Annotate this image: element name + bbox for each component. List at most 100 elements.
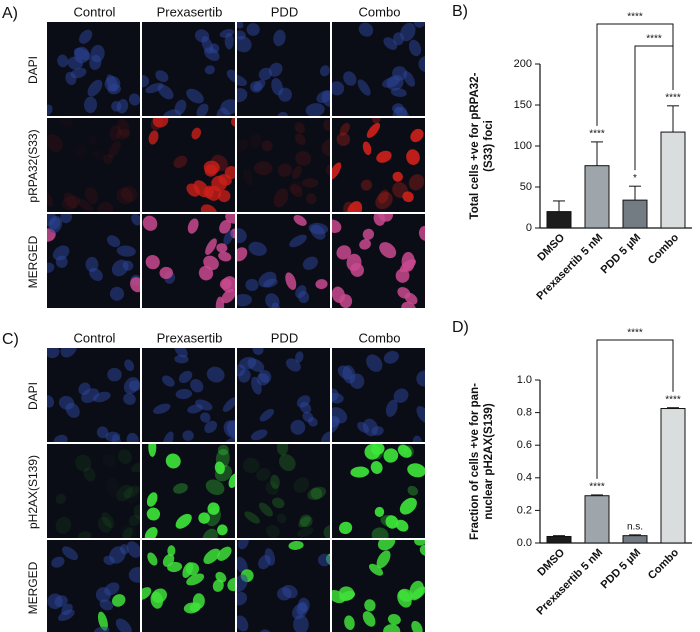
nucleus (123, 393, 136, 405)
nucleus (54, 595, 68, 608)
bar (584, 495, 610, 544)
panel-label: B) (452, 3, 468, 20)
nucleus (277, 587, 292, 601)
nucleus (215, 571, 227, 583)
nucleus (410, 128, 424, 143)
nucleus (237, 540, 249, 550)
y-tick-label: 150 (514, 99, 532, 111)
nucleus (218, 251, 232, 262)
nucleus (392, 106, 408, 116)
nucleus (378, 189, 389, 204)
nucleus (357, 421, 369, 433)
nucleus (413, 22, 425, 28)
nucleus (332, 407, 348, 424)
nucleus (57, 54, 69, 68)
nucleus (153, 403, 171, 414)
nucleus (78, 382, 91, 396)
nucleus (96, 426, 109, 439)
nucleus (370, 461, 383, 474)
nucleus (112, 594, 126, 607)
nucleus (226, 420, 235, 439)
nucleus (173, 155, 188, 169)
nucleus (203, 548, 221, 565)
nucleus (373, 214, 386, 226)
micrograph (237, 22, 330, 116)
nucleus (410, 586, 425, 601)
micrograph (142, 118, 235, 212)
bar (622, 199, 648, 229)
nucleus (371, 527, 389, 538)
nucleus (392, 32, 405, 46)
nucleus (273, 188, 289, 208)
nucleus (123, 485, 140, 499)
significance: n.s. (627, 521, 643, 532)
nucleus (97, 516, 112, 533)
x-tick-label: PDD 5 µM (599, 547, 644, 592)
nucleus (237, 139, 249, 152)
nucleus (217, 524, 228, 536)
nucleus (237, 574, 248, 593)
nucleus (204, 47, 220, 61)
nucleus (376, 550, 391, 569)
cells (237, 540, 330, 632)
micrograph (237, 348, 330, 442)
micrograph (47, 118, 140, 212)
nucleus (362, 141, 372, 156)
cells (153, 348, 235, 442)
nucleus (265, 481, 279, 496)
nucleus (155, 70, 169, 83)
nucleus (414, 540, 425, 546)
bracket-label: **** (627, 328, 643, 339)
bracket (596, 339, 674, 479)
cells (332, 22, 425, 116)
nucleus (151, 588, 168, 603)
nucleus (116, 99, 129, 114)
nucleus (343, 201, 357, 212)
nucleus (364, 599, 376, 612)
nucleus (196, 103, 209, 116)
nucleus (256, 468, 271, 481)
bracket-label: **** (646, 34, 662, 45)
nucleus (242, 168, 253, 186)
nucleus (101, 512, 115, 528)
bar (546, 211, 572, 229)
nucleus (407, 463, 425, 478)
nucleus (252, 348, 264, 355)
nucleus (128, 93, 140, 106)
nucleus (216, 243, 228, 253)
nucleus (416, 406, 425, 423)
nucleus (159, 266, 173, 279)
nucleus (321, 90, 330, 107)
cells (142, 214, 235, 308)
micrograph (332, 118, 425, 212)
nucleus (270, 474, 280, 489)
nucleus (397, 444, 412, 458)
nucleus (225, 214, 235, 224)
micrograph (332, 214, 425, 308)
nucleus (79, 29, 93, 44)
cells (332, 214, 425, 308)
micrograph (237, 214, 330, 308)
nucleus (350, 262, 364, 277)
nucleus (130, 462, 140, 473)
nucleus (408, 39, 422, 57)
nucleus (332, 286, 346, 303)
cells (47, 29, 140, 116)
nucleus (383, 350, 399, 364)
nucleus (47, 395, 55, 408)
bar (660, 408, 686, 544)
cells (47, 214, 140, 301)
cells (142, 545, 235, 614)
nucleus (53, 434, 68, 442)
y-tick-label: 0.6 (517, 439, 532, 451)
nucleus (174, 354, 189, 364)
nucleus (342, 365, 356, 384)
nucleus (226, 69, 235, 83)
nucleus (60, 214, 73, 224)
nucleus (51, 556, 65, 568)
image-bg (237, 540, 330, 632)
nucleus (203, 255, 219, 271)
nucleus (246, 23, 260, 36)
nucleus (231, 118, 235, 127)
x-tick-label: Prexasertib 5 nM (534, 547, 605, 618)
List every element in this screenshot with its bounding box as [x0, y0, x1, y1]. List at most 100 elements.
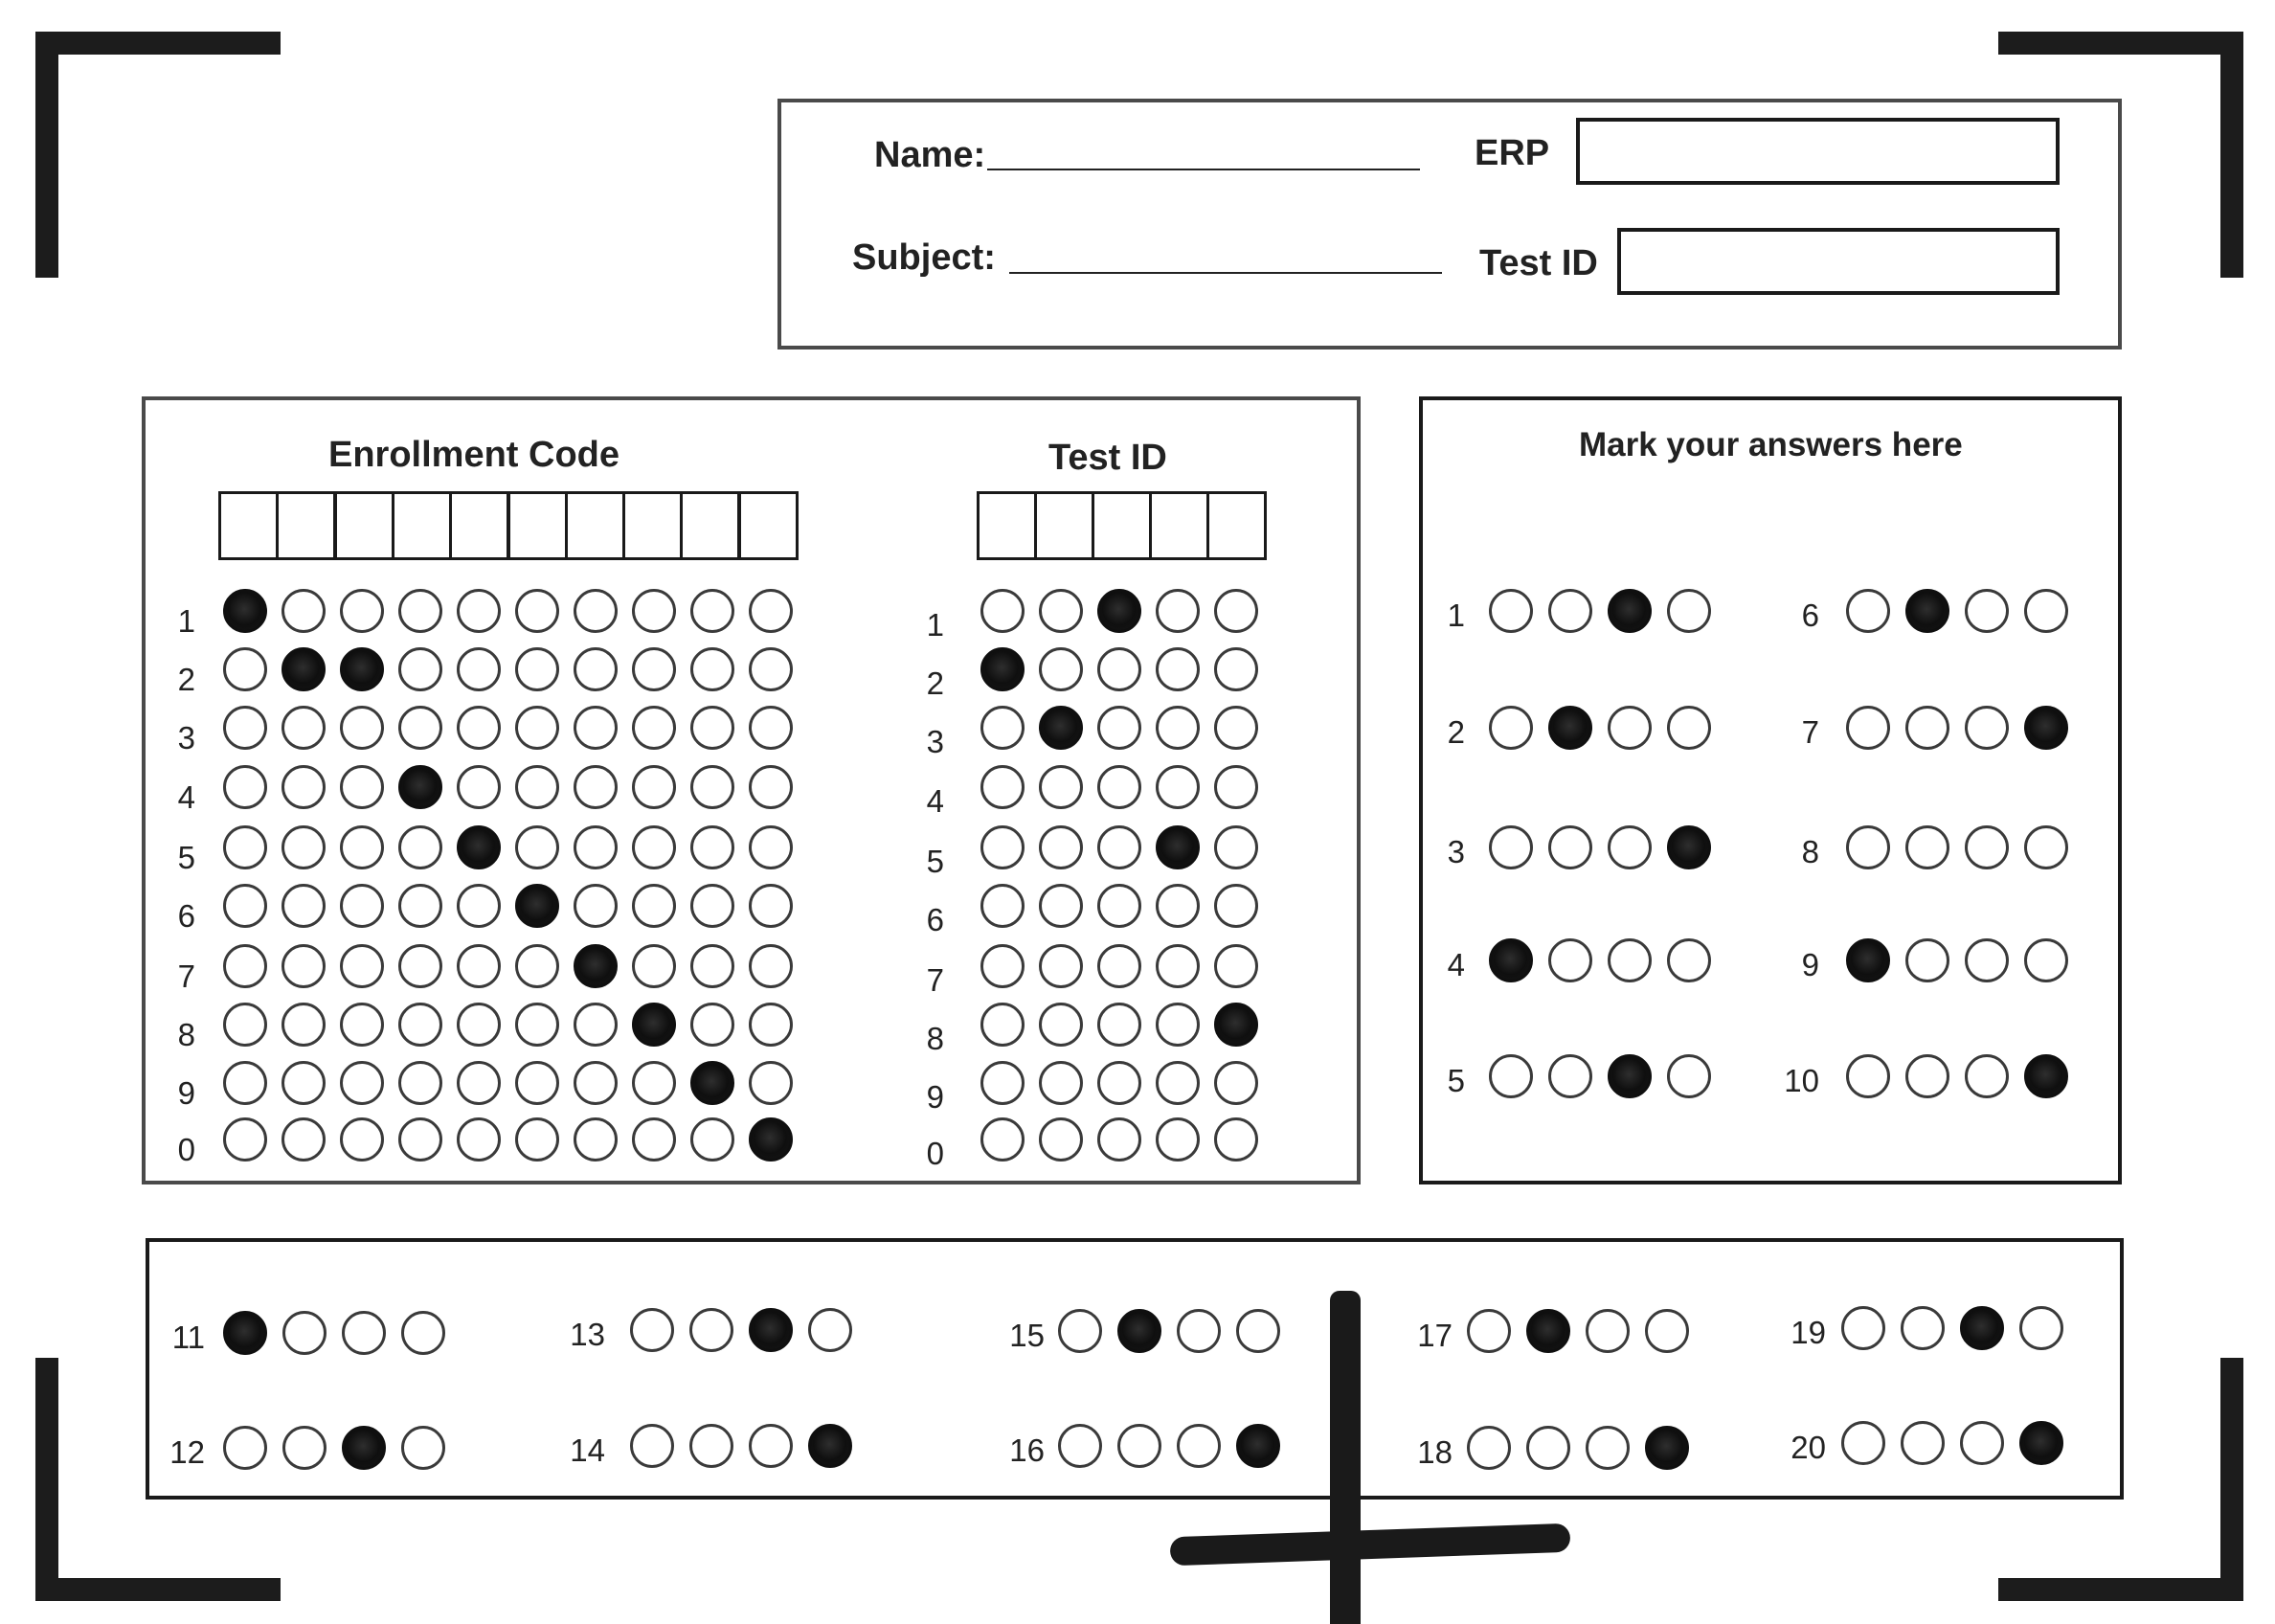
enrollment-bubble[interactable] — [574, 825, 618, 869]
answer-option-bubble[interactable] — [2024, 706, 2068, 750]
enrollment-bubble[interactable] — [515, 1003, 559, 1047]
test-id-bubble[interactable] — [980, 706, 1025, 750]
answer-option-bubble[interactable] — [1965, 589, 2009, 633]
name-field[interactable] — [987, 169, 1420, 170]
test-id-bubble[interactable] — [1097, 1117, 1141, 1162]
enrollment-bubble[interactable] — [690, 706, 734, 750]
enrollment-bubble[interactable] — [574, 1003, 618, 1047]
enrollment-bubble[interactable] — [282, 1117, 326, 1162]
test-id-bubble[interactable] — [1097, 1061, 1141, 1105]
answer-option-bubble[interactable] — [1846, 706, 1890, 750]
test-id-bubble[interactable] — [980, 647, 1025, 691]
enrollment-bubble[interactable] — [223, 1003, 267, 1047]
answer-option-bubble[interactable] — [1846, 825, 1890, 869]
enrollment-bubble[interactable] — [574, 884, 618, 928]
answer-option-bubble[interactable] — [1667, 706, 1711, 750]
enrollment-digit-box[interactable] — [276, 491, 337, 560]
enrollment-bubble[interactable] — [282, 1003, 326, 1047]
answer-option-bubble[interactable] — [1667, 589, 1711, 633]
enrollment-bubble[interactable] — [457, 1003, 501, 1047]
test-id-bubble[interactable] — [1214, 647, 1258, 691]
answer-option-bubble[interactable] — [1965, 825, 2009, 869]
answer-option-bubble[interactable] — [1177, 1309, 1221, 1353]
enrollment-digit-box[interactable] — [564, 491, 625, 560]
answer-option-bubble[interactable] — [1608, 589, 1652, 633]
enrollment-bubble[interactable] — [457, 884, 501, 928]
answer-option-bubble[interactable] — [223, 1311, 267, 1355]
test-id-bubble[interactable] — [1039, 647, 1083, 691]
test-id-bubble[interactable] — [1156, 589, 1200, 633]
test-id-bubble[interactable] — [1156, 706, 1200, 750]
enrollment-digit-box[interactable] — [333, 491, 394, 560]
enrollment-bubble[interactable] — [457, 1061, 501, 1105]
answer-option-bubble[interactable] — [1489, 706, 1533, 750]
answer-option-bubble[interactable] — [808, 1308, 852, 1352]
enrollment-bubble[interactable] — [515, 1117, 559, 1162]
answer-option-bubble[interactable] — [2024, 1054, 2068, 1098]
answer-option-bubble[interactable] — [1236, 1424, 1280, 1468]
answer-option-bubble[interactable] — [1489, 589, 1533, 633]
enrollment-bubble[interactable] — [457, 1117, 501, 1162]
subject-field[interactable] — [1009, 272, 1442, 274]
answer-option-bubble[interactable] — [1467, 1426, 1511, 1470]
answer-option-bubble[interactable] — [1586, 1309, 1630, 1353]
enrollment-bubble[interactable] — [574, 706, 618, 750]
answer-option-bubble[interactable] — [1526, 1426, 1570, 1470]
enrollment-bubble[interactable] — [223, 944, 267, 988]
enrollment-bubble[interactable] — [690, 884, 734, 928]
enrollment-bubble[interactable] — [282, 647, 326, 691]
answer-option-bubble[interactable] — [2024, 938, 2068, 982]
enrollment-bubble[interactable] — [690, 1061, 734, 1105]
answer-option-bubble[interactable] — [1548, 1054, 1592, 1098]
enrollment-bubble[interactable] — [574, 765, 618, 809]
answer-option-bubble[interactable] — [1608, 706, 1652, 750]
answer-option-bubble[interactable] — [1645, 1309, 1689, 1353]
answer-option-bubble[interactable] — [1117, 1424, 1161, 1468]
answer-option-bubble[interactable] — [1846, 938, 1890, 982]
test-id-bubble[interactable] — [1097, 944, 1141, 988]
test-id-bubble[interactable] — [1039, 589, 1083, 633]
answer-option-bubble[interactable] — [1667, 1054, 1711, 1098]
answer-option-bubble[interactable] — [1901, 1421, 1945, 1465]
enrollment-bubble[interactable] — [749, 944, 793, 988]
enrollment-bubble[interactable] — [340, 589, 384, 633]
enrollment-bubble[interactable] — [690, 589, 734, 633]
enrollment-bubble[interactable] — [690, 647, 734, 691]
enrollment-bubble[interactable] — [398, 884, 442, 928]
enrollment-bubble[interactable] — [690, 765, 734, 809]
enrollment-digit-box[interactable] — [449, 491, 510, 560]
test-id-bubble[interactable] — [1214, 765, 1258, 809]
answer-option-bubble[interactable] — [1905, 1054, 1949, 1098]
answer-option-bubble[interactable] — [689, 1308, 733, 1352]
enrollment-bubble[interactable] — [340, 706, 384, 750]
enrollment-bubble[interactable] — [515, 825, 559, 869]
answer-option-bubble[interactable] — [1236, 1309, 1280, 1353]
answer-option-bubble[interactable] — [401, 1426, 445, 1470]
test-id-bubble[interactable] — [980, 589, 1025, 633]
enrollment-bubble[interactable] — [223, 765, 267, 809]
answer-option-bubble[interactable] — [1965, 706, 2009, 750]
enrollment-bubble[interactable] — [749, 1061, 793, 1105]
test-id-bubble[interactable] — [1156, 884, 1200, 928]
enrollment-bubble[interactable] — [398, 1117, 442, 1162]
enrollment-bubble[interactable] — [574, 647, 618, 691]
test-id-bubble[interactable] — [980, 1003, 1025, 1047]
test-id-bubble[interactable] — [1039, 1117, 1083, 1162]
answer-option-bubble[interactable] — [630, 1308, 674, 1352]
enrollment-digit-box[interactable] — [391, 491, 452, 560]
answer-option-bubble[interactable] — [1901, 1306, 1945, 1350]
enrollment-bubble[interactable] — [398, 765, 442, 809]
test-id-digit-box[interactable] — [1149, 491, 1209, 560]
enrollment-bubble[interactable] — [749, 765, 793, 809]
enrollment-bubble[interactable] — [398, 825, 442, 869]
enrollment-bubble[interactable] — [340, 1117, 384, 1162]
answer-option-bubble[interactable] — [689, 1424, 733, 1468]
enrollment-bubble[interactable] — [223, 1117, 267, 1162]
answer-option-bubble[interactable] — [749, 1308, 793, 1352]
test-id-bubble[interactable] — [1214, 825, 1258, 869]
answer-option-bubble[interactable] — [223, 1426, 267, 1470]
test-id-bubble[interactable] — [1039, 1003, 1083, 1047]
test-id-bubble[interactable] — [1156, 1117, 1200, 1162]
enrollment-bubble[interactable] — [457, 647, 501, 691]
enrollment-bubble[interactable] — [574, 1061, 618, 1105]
......
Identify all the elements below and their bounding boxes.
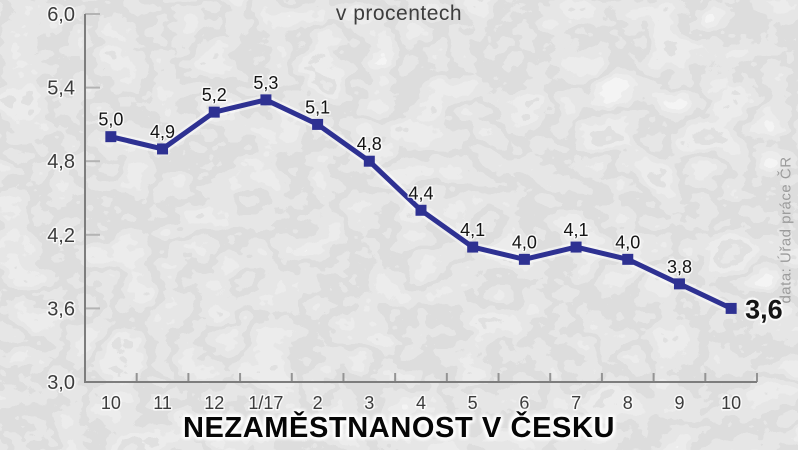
......
■ Work to complete ■
Reproduce verbatim the lines starting at the one containing "List every element" and ending at the one containing "enrollment-bubble[interactable] — [282, 1003, 326, 1047]", with both endpoints included. Leave the pictures out of the output.

■ Worked solution ■
List every element in this screenshot with its bounding box as [x0, y0, x1, y1]. List at most 100 elements.
enrollment-bubble[interactable] — [574, 825, 618, 869]
answer-option-bubble[interactable] — [2024, 706, 2068, 750]
enrollment-bubble[interactable] — [515, 1003, 559, 1047]
test-id-bubble[interactable] — [980, 706, 1025, 750]
answer-option-bubble[interactable] — [1965, 589, 2009, 633]
name-field[interactable] — [987, 169, 1420, 170]
test-id-bubble[interactable] — [1097, 1117, 1141, 1162]
enrollment-bubble[interactable] — [690, 706, 734, 750]
enrollment-bubble[interactable] — [574, 1003, 618, 1047]
enrollment-bubble[interactable] — [282, 1117, 326, 1162]
test-id-bubble[interactable] — [1097, 1061, 1141, 1105]
answer-option-bubble[interactable] — [1846, 706, 1890, 750]
test-id-bubble[interactable] — [980, 647, 1025, 691]
enrollment-bubble[interactable] — [223, 1003, 267, 1047]
answer-option-bubble[interactable] — [1846, 825, 1890, 869]
enrollment-bubble[interactable] — [574, 884, 618, 928]
answer-option-bubble[interactable] — [1667, 706, 1711, 750]
enrollment-digit-box[interactable] — [276, 491, 337, 560]
enrollment-bubble[interactable] — [282, 1003, 326, 1047]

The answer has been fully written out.